### TASK DETAILS
From the listing that follows, extract every line and set it down unaltered.
══ ITEMS ══
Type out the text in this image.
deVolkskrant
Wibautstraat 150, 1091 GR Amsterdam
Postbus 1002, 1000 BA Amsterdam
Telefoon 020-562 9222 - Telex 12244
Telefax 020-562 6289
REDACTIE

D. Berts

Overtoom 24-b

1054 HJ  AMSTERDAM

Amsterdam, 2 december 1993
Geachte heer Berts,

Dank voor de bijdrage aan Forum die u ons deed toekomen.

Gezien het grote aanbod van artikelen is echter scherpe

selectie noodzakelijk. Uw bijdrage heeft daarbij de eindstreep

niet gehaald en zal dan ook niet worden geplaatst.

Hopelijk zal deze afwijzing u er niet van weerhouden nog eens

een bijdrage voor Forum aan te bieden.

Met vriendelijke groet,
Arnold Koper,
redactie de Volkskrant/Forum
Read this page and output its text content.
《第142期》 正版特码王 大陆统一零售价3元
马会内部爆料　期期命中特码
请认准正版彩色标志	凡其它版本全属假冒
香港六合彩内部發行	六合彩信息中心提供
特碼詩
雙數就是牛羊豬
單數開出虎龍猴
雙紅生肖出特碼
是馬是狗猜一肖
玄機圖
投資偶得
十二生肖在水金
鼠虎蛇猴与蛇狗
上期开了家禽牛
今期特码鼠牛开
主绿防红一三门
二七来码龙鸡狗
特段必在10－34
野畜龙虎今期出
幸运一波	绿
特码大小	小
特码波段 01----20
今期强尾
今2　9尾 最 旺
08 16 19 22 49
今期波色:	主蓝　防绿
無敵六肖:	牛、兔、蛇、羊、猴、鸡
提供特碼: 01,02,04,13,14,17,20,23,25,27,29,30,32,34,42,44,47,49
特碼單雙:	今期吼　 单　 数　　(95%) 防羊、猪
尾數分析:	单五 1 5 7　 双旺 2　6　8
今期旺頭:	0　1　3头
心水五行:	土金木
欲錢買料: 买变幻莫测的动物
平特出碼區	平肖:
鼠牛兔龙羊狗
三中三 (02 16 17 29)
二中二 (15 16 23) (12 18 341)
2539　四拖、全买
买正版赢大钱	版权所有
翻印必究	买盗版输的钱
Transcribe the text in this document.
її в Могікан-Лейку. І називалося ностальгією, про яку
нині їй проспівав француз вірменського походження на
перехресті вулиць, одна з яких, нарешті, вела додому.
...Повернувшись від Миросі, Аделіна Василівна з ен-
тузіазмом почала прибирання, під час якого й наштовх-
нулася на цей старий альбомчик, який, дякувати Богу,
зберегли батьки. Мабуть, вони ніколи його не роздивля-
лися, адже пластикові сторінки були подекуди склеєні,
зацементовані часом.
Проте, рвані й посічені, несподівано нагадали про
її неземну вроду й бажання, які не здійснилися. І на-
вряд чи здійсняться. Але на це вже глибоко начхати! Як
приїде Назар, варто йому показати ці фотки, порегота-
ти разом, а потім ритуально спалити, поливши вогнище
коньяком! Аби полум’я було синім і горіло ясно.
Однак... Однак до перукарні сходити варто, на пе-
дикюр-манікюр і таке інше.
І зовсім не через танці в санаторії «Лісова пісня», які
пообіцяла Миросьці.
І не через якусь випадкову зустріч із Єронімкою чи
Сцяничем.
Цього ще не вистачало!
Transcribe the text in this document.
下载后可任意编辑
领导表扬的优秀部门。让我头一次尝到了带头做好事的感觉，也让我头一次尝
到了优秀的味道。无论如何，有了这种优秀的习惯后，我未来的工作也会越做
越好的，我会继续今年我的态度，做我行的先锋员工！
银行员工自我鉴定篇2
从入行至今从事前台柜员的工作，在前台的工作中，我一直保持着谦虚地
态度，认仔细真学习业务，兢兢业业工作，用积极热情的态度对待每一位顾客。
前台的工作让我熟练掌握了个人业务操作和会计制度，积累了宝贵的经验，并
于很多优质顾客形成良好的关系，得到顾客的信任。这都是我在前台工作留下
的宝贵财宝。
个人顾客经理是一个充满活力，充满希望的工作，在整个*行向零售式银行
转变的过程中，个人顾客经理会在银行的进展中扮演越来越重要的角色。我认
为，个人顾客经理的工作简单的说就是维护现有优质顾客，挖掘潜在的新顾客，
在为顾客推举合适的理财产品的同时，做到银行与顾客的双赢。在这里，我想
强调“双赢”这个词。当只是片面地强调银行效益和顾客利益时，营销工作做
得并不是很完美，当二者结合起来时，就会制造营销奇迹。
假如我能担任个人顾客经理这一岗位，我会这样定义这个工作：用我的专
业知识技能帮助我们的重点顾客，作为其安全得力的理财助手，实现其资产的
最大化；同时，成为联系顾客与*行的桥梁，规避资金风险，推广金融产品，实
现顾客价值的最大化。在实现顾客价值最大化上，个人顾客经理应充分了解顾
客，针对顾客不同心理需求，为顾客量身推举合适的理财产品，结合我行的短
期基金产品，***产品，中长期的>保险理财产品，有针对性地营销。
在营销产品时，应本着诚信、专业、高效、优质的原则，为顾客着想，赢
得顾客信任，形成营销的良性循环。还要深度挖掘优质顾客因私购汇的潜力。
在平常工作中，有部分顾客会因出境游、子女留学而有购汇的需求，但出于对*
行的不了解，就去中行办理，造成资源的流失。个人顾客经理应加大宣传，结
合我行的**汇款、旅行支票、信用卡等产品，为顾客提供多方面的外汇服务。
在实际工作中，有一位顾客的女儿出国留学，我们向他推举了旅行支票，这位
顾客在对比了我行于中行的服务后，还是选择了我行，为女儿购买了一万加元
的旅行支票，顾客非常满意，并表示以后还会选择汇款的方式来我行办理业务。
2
═══
### THE REPLY
Type out the text in this image.
deVolkskrant
Wibautstraat 150, 1091 GR Amsterdam
Postbus 1002, 1000 BA Amsterdam
Telefoon 020-562 9222 - Telex 12244
Telefax 020-562 6289
REDACTIE

D. Berts

Overtoom 24-b

1054 HJ  AMSTERDAM

Amsterdam, 2 december 1993
Geachte heer Berts,

Dank voor de bijdrage aan Forum die u ons deed toekomen.

Gezien het grote aanbod van artikelen is echter scherpe

selectie noodzakelijk. Uw bijdrage heeft daarbij de eindstreep

niet gehaald en zal dan ook niet worden geplaatst.

Hopelijk zal deze afwijzing u er niet van weerhouden nog eens

een bijdrage voor Forum aan te bieden.

Met vriendelijke groet,
Arnold Koper,
redactie de Volkskrant/Forum
Read this page and output its text content.
《第142期》 正版特码王 大陆统一零售价3元
马会内部爆料　期期命中特码
请认准正版彩色标志	凡其它版本全属假冒
香港六合彩内部發行	六合彩信息中心提供
特碼詩
雙數就是牛羊豬
單數開出虎龍猴
雙紅生肖出特碼
是馬是狗猜一肖
玄機圖
投資偶得
十二生肖在水金
鼠虎蛇猴与蛇狗
上期开了家禽牛
今期特码鼠牛开
主绿防红一三门
二七来码龙鸡狗
特段必在10－34
野畜龙虎今期出
幸运一波	绿
特码大小	小
特码波段 01----20
今期强尾
今2　9尾 最 旺
08 16 19 22 49
今期波色:	主蓝　防绿
無敵六肖:	牛、兔、蛇、羊、猴、鸡
提供特碼: 01,02,04,13,14,17,20,23,25,27,29,30,32,34,42,44,47,49
特碼單雙:	今期吼　 单　 数　　(95%) 防羊、猪
尾數分析:	单五 1 5 7　 双旺 2　6　8
今期旺頭:	0　1　3头
心水五行:	土金木
欲錢買料: 买变幻莫测的动物
平特出碼區	平肖:
鼠牛兔龙羊狗
三中三 (02 16 17 29)
二中二 (15 16 23) (12 18 341)
2539　四拖、全买
买正版赢大钱	版权所有
翻印必究	买盗版输的钱
Transcribe the text in this document.
її в Могікан-Лейку. І називалося ностальгією, про яку
нині їй проспівав француз вірменського походження на
перехресті вулиць, одна з яких, нарешті, вела додому.
...Повернувшись від Миросі, Аделіна Василівна з ен-
тузіазмом почала прибирання, під час якого й наштовх-
нулася на цей старий альбомчик, який, дякувати Богу,
зберегли батьки. Мабуть, вони ніколи його не роздивля-
лися, адже пластикові сторінки були подекуди склеєні,
зацементовані часом.
Проте, рвані й посічені, несподівано нагадали про
її неземну вроду й бажання, які не здійснилися. І на-
вряд чи здійсняться. Але на це вже глибоко начхати! Як
приїде Назар, варто йому показати ці фотки, порегота-
ти разом, а потім ритуально спалити, поливши вогнище
коньяком! Аби полум’я було синім і горіло ясно.
Однак... Однак до перукарні сходити варто, на пе-
дикюр-манікюр і таке інше.
І зовсім не через танці в санаторії «Лісова пісня», які
пообіцяла Миросьці.
І не через якусь випадкову зустріч із Єронімкою чи
Сцяничем.
Цього ще не вистачало!
Transcribe the text in this document.
下载后可任意编辑
领导表扬的优秀部门。让我头一次尝到了带头做好事的感觉，也让我头一次尝
到了优秀的味道。无论如何，有了这种优秀的习惯后，我未来的工作也会越做
越好的，我会继续今年我的态度，做我行的先锋员工！
银行员工自我鉴定篇2
从入行至今从事前台柜员的工作，在前台的工作中，我一直保持着谦虚地
态度，认仔细真学习业务，兢兢业业工作，用积极热情的态度对待每一位顾客。
前台的工作让我熟练掌握了个人业务操作和会计制度，积累了宝贵的经验，并
于很多优质顾客形成良好的关系，得到顾客的信任。这都是我在前台工作留下
的宝贵财宝。
个人顾客经理是一个充满活力，充满希望的工作，在整个*行向零售式银行
转变的过程中，个人顾客经理会在银行的进展中扮演越来越重要的角色。我认
为，个人顾客经理的工作简单的说就是维护现有优质顾客，挖掘潜在的新顾客，
在为顾客推举合适的理财产品的同时，做到银行与顾客的双赢。在这里，我想
强调“双赢”这个词。当只是片面地强调银行效益和顾客利益时，营销工作做
得并不是很完美，当二者结合起来时，就会制造营销奇迹。
假如我能担任个人顾客经理这一岗位，我会这样定义这个工作：用我的专
业知识技能帮助我们的重点顾客，作为其安全得力的理财助手，实现其资产的
最大化；同时，成为联系顾客与*行的桥梁，规避资金风险，推广金融产品，实
现顾客价值的最大化。在实现顾客价值最大化上，个人顾客经理应充分了解顾
客，针对顾客不同心理需求，为顾客量身推举合适的理财产品，结合我行的短
期基金产品，***产品，中长期的>保险理财产品，有针对性地营销。
在营销产品时，应本着诚信、专业、高效、优质的原则，为顾客着想，赢
得顾客信任，形成营销的良性循环。还要深度挖掘优质顾客因私购汇的潜力。
在平常工作中，有部分顾客会因出境游、子女留学而有购汇的需求，但出于对*
行的不了解，就去中行办理，造成资源的流失。个人顾客经理应加大宣传，结
合我行的**汇款、旅行支票、信用卡等产品，为顾客提供多方面的外汇服务。
在实际工作中，有一位顾客的女儿出国留学，我们向他推举了旅行支票，这位
顾客在对比了我行于中行的服务后，还是选择了我行，为女儿购买了一万加元
的旅行支票，顾客非常满意，并表示以后还会选择汇款的方式来我行办理业务。
2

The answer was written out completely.